>> Start Given entries

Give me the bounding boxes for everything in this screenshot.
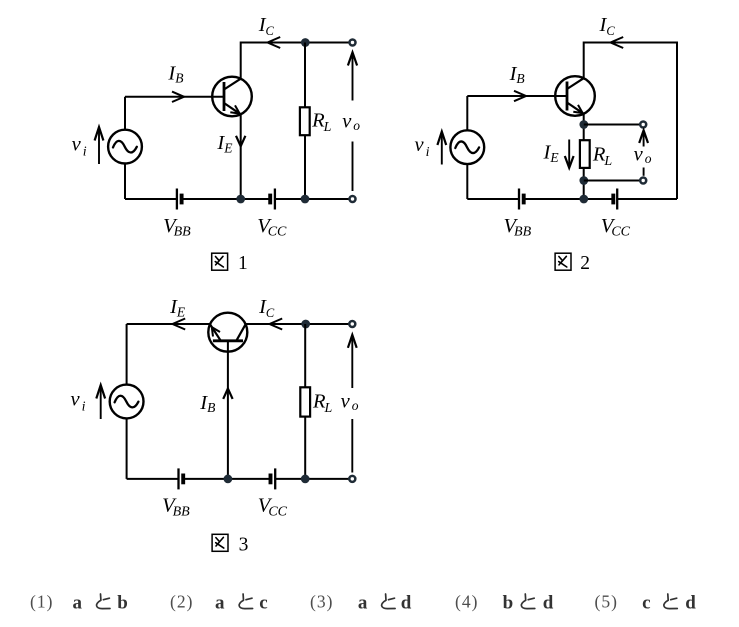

>> End Given entries
>> Start Given entries

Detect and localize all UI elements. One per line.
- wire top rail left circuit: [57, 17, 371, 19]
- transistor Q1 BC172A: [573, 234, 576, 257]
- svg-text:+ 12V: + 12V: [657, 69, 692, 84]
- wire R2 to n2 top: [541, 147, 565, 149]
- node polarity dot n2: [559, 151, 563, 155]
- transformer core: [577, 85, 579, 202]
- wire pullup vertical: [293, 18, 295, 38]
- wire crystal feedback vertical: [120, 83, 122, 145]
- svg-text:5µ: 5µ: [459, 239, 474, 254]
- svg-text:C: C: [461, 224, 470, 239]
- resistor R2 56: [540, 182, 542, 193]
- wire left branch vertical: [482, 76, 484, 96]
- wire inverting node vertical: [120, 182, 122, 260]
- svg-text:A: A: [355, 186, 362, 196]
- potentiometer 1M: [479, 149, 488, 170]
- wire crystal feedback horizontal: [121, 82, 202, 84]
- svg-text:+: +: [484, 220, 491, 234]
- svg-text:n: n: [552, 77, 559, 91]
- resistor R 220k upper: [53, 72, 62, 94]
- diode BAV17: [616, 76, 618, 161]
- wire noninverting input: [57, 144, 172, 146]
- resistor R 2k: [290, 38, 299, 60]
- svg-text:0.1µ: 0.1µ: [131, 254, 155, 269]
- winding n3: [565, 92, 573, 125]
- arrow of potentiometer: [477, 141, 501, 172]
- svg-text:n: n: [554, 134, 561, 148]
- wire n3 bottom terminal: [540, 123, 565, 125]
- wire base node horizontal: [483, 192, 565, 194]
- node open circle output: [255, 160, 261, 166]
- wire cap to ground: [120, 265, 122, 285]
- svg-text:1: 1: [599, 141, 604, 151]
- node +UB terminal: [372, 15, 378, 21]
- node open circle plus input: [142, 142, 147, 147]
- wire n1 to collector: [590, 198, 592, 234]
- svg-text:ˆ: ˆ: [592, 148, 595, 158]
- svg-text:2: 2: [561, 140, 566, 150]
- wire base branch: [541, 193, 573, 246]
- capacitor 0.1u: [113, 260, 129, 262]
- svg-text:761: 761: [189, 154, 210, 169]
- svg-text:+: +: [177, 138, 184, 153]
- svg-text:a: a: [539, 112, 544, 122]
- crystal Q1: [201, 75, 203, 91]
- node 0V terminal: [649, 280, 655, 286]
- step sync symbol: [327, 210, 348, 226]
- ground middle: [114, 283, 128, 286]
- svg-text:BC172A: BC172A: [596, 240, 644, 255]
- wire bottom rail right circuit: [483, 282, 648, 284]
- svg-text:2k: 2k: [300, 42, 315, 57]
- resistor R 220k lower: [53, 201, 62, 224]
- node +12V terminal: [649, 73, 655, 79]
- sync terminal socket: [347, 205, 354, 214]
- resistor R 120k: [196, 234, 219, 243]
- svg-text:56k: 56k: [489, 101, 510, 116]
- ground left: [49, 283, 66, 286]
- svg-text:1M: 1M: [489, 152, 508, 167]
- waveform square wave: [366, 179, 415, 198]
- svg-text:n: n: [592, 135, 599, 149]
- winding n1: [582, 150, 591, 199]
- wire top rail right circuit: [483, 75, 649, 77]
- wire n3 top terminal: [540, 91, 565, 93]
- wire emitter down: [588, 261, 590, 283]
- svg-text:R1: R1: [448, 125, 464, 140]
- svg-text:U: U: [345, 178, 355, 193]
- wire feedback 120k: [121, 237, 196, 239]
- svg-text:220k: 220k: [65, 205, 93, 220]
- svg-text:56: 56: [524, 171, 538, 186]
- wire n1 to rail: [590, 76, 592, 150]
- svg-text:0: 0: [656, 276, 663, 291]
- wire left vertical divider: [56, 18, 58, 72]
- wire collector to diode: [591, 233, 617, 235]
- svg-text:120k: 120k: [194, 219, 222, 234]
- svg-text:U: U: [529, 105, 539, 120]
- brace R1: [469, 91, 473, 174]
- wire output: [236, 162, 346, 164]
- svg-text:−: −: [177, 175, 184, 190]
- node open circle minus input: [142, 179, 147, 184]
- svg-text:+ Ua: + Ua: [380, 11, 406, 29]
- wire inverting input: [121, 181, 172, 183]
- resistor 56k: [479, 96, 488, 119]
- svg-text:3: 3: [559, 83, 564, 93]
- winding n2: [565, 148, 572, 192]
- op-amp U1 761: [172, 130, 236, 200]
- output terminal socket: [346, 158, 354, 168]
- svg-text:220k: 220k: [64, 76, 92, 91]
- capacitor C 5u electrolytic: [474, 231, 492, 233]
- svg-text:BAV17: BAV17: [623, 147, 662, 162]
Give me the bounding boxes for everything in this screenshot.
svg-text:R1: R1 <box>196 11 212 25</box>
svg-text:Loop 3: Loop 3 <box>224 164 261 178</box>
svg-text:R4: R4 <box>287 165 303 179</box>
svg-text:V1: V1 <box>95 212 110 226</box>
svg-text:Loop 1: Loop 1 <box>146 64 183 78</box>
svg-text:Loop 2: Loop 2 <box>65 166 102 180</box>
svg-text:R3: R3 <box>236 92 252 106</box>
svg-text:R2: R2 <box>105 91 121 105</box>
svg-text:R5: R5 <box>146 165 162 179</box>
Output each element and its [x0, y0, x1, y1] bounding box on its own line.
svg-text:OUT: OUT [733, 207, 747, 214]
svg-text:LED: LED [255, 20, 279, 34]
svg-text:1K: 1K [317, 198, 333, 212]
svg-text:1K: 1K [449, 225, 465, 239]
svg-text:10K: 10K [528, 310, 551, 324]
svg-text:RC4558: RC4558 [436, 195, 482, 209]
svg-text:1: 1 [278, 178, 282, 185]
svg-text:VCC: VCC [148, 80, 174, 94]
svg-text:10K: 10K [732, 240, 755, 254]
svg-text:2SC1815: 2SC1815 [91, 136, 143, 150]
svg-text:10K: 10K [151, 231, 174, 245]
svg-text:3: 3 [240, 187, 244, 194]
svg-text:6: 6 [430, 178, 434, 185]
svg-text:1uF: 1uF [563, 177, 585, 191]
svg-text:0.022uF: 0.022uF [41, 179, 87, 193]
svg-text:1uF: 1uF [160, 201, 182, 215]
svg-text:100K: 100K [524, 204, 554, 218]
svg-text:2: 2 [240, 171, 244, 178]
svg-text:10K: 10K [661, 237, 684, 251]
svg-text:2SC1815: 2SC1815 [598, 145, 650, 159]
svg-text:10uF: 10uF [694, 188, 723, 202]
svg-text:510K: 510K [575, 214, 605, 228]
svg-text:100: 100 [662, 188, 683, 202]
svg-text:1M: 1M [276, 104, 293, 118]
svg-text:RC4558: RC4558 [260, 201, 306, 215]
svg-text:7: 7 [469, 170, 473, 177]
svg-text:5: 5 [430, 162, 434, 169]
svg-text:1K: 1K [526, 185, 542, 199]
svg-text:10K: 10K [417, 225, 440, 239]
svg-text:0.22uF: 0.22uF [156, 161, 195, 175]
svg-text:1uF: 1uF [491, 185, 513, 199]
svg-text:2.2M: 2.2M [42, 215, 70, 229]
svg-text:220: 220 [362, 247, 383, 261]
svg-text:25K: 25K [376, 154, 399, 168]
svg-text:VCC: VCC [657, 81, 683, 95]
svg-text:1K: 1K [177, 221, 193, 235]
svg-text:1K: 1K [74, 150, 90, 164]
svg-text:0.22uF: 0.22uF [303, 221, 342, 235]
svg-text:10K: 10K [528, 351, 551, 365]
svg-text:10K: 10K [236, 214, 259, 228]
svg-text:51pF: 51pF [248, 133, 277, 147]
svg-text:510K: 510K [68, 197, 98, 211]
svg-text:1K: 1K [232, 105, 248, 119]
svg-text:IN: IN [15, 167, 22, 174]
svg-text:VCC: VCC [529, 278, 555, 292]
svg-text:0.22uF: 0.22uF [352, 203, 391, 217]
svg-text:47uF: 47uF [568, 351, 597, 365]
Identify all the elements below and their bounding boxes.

>> End Given entries
>> Start Given entries

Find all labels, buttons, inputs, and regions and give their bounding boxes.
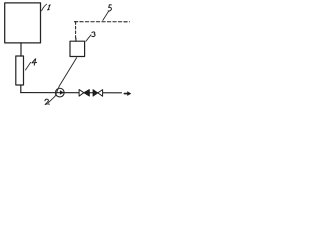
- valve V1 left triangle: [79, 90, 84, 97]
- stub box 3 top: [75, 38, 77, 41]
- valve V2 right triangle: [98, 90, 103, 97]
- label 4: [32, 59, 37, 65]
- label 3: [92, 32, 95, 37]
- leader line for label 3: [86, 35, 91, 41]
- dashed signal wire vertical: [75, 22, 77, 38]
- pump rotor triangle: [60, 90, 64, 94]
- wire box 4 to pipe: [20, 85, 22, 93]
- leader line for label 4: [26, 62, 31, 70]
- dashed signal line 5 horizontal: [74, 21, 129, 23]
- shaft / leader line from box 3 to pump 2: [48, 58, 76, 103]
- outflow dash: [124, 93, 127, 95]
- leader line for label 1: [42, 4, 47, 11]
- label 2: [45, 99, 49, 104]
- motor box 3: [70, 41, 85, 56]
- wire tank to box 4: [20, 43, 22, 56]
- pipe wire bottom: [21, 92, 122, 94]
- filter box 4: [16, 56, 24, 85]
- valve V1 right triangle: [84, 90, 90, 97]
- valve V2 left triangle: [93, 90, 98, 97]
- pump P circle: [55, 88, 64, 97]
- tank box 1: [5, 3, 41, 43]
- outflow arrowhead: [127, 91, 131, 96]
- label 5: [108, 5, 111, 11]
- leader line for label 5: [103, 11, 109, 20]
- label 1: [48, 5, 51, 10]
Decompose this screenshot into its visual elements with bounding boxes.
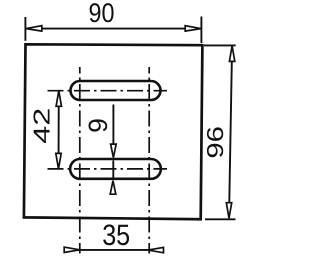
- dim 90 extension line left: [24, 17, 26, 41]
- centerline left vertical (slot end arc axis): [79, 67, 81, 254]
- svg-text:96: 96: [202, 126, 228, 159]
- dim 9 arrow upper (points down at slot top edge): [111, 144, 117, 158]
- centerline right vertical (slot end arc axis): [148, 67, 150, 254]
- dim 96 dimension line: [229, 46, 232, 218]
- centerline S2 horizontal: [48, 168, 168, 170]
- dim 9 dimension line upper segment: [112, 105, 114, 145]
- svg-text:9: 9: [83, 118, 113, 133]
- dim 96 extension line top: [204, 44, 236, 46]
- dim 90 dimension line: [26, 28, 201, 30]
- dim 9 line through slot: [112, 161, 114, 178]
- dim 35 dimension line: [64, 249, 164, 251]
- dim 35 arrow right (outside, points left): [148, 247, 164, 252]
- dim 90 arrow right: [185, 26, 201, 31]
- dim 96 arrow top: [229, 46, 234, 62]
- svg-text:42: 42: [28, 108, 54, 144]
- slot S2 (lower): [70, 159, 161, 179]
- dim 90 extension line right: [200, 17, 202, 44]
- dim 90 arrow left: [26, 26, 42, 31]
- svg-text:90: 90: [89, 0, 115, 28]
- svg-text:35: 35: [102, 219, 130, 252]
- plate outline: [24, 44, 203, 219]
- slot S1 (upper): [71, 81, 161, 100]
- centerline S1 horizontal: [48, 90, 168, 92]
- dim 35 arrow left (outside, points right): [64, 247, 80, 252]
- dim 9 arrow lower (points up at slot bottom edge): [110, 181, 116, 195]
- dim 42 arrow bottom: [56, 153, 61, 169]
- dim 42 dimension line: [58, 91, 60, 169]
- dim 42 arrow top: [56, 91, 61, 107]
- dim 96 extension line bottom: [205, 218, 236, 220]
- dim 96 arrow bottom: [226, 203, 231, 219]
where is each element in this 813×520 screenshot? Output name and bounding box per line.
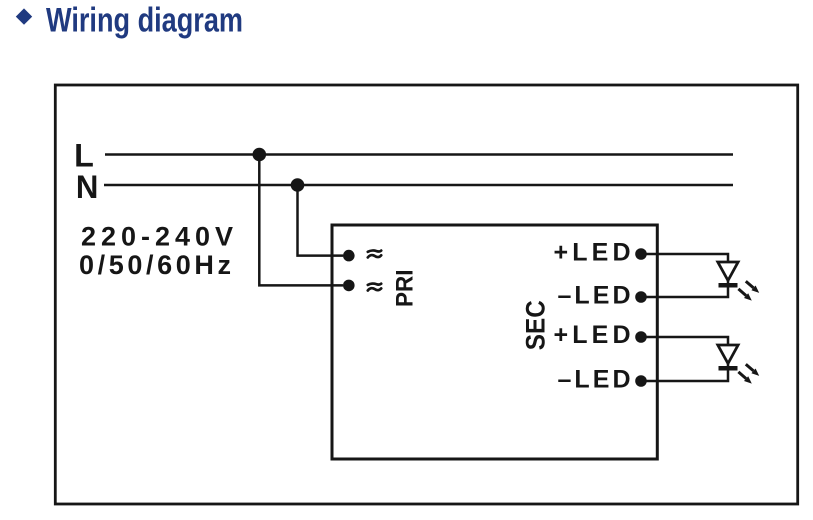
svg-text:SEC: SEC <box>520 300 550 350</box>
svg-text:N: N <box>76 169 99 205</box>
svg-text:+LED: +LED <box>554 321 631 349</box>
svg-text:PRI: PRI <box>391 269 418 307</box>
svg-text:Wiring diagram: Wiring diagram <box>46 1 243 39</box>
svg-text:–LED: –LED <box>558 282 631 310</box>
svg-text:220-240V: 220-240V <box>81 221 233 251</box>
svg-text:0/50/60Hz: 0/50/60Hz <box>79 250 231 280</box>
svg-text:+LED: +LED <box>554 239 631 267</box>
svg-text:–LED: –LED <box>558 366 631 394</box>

>> End Given entries

- [Required work]
Print the records again word for word, starting with the line that contains "where is each" and going on through the line that contains "svg-text:–LED: –LED <box>558 366", with both of those lines included. Leave out the picture.

- [Problem solution]
where is each element in this 813×520 screenshot? Output name and bounding box per line.
svg-text:SEC: SEC <box>520 300 550 350</box>
svg-text:N: N <box>76 169 99 205</box>
svg-text:+LED: +LED <box>554 321 631 349</box>
svg-text:PRI: PRI <box>391 269 418 307</box>
svg-text:Wiring diagram: Wiring diagram <box>46 1 243 39</box>
svg-text:–LED: –LED <box>558 282 631 310</box>
svg-text:220-240V: 220-240V <box>81 221 233 251</box>
svg-text:0/50/60Hz: 0/50/60Hz <box>79 250 231 280</box>
svg-text:+LED: +LED <box>554 239 631 267</box>
svg-text:–LED: –LED <box>558 366 631 394</box>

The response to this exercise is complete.